## Begin DATASET ROWS

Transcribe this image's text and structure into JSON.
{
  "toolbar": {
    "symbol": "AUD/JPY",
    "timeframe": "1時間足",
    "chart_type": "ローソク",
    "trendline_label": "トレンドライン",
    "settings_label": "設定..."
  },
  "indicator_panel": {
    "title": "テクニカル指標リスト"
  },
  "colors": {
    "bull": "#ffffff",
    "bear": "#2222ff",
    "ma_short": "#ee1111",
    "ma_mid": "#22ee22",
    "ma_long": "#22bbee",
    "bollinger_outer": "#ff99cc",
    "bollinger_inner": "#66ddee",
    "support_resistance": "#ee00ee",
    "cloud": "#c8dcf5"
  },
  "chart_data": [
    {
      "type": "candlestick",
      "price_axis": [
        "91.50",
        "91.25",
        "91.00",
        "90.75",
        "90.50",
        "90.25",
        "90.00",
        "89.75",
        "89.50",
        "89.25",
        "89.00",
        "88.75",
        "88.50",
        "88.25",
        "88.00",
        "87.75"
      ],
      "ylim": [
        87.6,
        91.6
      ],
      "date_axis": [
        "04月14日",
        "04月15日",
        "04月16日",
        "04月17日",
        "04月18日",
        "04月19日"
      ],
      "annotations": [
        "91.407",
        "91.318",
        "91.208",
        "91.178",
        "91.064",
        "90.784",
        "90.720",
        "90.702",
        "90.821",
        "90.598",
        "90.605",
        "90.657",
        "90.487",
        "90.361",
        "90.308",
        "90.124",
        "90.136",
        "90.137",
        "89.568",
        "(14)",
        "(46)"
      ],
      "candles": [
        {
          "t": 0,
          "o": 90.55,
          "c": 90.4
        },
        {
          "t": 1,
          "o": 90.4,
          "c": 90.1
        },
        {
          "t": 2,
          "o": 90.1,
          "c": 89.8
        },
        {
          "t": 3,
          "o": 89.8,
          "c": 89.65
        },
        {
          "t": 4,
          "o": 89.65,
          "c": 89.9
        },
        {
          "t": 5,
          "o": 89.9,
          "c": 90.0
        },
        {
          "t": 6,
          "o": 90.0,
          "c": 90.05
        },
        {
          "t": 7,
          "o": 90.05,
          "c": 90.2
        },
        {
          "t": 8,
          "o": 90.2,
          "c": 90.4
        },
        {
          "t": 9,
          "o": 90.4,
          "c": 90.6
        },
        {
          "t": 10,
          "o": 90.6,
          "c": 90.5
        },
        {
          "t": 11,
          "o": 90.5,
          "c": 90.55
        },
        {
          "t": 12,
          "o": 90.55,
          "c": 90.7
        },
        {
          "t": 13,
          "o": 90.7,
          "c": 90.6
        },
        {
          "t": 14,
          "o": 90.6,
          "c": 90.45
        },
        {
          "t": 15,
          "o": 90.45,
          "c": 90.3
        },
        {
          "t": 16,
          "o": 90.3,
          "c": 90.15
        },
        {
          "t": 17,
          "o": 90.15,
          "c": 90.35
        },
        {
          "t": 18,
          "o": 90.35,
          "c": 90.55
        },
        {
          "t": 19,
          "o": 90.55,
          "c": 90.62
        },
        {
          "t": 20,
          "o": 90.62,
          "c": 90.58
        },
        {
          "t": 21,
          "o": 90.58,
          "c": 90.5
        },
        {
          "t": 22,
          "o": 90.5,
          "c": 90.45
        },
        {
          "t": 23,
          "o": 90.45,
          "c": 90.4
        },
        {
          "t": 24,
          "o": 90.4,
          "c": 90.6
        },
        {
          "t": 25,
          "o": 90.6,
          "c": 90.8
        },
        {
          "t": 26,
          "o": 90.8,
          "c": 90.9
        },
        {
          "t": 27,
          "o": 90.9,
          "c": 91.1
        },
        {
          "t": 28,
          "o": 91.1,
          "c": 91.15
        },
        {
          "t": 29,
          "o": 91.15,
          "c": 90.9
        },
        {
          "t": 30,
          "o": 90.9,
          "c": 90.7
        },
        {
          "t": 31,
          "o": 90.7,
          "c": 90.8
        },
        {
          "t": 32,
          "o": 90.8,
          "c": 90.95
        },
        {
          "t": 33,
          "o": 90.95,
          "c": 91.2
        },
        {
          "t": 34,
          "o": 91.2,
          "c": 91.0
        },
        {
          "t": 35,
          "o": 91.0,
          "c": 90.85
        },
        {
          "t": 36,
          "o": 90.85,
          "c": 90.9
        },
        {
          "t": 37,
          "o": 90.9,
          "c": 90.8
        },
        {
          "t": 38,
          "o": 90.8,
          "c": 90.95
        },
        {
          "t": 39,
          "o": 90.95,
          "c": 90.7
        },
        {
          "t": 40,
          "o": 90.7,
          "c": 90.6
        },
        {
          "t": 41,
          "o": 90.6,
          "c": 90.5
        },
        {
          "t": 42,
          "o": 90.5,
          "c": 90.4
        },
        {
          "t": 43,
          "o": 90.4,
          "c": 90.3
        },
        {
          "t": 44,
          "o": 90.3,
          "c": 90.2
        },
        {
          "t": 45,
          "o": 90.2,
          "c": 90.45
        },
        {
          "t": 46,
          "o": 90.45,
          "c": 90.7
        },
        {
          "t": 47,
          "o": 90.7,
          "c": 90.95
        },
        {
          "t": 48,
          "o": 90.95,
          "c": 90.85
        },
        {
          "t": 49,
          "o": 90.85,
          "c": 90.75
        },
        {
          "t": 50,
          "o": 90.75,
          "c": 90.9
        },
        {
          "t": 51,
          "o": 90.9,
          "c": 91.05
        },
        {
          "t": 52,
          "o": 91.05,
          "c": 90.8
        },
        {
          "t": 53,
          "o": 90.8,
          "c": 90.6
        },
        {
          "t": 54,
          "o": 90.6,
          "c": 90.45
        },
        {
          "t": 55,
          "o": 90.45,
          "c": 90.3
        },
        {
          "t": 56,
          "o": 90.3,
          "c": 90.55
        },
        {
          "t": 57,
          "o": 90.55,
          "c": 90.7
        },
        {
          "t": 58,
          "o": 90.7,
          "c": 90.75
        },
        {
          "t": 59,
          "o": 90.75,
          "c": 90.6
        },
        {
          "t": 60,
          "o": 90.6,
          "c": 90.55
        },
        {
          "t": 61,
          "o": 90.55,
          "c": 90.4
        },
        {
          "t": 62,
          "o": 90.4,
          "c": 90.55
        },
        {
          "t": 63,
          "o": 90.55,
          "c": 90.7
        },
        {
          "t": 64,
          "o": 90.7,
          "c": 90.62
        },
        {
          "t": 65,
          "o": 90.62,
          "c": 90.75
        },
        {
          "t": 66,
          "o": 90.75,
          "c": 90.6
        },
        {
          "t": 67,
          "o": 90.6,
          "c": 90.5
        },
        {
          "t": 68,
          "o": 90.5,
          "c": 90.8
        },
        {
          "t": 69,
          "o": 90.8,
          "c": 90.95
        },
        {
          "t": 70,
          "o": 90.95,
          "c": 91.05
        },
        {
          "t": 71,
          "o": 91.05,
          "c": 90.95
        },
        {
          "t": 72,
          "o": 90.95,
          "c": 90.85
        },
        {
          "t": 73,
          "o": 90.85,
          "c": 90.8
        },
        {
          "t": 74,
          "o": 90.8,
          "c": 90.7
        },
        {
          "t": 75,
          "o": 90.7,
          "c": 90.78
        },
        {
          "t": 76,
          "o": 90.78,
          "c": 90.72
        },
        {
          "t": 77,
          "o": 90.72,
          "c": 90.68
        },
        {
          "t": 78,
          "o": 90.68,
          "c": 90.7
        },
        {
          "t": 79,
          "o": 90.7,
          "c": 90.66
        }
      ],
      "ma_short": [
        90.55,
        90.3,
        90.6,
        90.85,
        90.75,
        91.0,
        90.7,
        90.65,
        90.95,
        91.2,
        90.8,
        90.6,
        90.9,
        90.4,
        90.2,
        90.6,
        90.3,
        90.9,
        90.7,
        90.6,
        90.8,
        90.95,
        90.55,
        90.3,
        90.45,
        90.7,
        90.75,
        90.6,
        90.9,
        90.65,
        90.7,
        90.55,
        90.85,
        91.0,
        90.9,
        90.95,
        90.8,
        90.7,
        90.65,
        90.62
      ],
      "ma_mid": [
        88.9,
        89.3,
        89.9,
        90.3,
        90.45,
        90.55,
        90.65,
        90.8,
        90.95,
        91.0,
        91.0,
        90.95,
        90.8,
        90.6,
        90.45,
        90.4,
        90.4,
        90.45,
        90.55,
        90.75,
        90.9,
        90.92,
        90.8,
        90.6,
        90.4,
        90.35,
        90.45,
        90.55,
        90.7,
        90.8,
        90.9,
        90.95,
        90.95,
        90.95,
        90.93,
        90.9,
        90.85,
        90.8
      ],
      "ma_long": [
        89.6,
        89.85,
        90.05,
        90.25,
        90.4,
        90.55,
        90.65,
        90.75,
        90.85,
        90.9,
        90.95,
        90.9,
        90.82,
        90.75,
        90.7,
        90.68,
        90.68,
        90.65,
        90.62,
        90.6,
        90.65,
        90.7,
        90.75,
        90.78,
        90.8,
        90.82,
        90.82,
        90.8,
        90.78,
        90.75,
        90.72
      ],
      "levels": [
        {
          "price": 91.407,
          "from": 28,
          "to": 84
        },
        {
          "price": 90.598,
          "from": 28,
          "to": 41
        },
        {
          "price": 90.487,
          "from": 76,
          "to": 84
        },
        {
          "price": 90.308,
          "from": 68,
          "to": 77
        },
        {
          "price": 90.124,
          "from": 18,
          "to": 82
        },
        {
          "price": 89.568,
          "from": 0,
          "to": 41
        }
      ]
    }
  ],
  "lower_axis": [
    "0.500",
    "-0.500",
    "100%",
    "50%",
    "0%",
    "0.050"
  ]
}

## End DATASET ROWS
## Begin DATASET ROWS

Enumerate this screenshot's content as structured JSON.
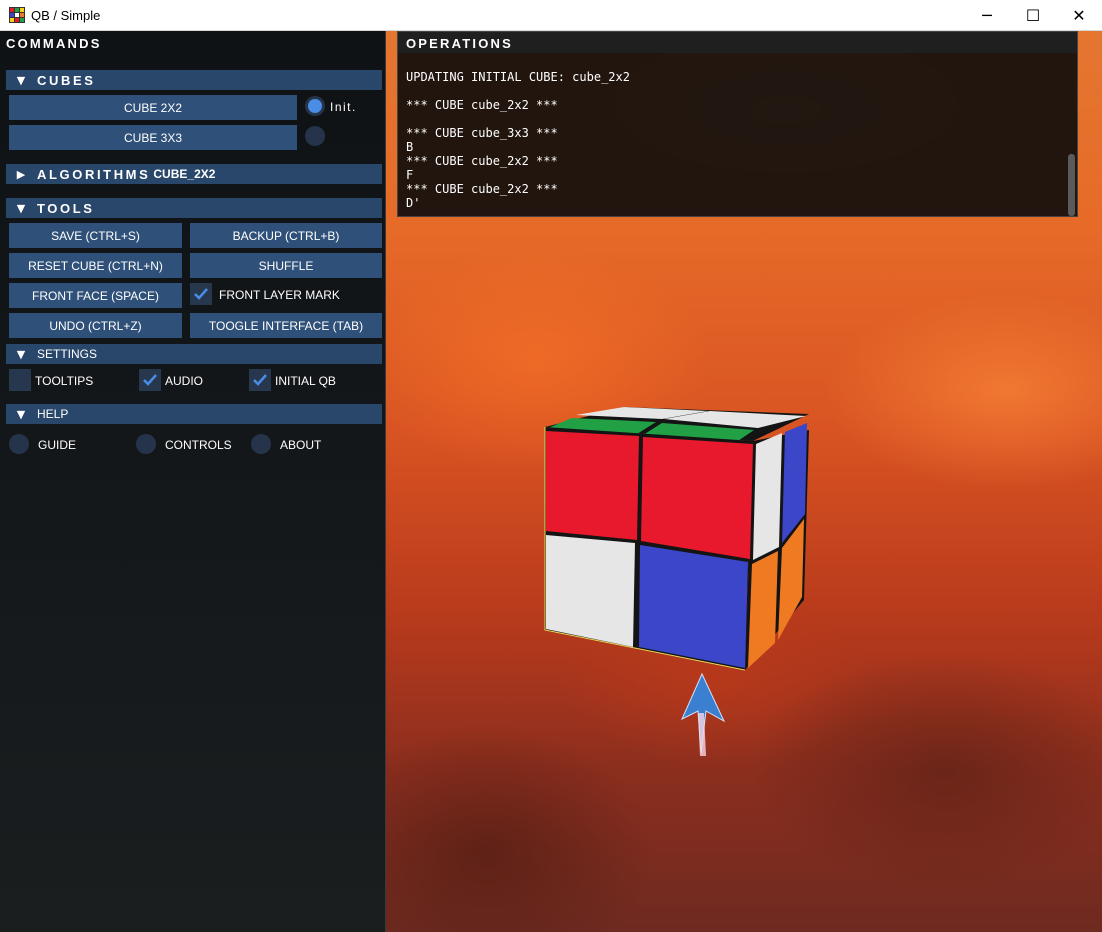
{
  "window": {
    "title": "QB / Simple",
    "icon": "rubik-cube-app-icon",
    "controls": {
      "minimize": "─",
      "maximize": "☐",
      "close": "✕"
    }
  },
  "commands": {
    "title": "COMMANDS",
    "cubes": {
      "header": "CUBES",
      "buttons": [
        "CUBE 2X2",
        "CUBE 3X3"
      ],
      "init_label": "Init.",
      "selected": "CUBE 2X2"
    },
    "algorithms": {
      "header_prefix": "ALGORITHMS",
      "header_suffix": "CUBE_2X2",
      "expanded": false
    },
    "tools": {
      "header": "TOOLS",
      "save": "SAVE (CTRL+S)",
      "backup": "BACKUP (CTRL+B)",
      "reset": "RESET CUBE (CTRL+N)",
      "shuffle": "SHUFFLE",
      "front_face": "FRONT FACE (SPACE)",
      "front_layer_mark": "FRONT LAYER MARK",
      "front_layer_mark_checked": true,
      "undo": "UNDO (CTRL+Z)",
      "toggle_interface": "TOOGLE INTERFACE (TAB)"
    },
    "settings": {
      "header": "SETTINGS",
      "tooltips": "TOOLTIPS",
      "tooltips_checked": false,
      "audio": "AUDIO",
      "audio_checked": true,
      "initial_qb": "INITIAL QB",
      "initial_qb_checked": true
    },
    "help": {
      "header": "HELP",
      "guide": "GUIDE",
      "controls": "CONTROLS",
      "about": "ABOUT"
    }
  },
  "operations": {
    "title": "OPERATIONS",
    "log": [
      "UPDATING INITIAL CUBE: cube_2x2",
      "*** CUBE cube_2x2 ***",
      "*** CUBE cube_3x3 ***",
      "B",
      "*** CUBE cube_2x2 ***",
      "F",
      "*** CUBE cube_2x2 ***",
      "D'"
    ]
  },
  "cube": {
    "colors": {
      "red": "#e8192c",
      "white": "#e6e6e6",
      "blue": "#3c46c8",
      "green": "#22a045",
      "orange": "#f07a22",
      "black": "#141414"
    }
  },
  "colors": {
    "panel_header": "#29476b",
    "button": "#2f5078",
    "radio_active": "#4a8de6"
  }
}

## End DATASET ROWS
## Begin DATASET ROWS

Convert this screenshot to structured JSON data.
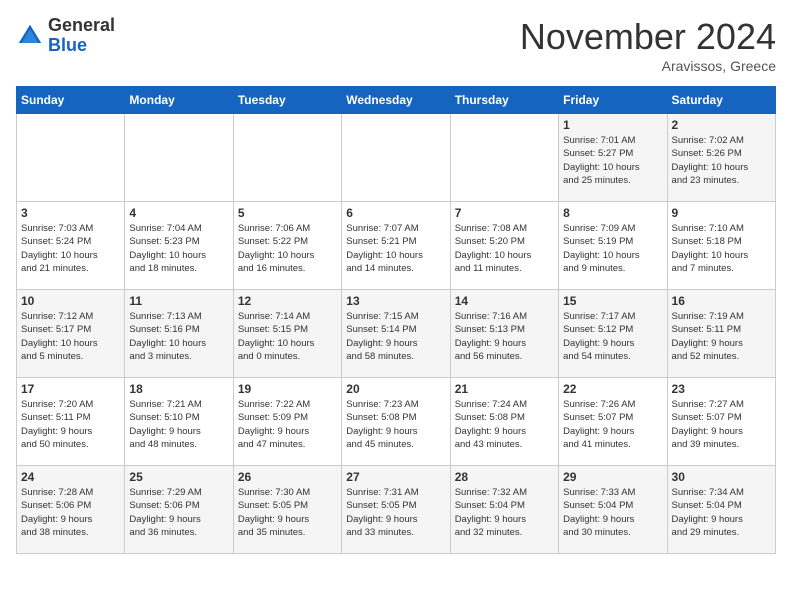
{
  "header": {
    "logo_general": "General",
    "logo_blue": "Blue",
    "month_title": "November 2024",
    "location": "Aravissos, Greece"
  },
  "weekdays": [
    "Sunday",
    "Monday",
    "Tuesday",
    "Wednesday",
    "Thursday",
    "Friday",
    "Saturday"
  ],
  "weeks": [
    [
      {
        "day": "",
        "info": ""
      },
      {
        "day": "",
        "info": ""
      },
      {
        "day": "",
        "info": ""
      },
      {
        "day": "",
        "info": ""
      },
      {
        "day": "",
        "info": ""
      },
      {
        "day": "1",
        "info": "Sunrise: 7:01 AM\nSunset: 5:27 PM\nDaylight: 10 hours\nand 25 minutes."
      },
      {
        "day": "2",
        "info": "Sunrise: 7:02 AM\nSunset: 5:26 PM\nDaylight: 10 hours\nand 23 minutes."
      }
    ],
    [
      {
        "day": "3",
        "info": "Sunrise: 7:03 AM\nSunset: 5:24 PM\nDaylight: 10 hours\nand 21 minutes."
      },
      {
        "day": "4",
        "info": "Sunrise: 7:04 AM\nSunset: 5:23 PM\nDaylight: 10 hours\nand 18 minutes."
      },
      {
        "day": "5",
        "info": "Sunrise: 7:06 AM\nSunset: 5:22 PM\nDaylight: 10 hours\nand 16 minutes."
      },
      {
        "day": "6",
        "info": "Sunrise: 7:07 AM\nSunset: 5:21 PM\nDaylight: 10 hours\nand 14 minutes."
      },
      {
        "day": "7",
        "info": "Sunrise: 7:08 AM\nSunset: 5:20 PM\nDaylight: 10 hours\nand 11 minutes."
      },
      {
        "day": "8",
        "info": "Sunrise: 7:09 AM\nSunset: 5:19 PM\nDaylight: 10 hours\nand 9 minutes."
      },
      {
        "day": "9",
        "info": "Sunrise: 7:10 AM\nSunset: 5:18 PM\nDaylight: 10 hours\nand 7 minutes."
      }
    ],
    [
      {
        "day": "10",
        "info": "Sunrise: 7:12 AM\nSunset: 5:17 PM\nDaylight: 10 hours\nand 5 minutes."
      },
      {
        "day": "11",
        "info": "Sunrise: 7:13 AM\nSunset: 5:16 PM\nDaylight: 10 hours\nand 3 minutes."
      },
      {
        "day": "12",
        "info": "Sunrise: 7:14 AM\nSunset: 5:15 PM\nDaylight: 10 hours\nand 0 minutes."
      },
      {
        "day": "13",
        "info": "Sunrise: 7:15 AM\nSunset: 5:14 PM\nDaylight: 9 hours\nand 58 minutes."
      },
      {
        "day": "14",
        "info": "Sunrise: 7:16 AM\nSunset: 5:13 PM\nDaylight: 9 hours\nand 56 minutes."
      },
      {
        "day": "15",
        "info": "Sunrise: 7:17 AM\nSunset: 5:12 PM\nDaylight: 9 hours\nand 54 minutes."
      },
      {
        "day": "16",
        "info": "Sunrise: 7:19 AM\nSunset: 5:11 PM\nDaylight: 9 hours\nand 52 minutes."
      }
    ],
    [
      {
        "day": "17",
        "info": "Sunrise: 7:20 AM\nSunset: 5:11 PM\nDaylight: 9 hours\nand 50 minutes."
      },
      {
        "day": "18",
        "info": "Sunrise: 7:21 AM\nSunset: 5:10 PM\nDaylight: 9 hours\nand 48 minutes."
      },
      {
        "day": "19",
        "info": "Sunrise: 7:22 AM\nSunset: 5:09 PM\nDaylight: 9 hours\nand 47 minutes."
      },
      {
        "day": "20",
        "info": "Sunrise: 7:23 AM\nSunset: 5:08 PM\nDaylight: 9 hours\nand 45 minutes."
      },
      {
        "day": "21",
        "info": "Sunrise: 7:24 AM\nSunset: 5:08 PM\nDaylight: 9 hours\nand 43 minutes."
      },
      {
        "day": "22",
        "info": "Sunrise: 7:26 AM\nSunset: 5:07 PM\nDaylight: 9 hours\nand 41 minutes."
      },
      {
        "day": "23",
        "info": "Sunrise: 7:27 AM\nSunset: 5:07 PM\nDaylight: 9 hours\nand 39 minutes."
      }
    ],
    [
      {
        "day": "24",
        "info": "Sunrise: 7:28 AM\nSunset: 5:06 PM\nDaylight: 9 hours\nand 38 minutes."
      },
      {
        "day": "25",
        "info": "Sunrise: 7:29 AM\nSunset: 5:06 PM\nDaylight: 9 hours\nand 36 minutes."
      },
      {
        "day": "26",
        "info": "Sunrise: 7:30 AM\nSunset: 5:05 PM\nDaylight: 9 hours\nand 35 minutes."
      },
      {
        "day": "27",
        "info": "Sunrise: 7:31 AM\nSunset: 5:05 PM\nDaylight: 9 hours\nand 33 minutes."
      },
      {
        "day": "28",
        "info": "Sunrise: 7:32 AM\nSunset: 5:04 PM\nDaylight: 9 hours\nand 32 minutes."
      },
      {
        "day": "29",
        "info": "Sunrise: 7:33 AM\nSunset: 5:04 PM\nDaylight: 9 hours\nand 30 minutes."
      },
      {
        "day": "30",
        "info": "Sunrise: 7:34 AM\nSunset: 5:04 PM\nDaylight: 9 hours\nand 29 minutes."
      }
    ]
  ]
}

## End DATASET ROWS

Go through the records. Copy each line where "screenshot" appears.

* **SOLUTION TO THIS TASK**:
Enumerate this screenshot's content as structured JSON.
Convert this screenshot to structured JSON data.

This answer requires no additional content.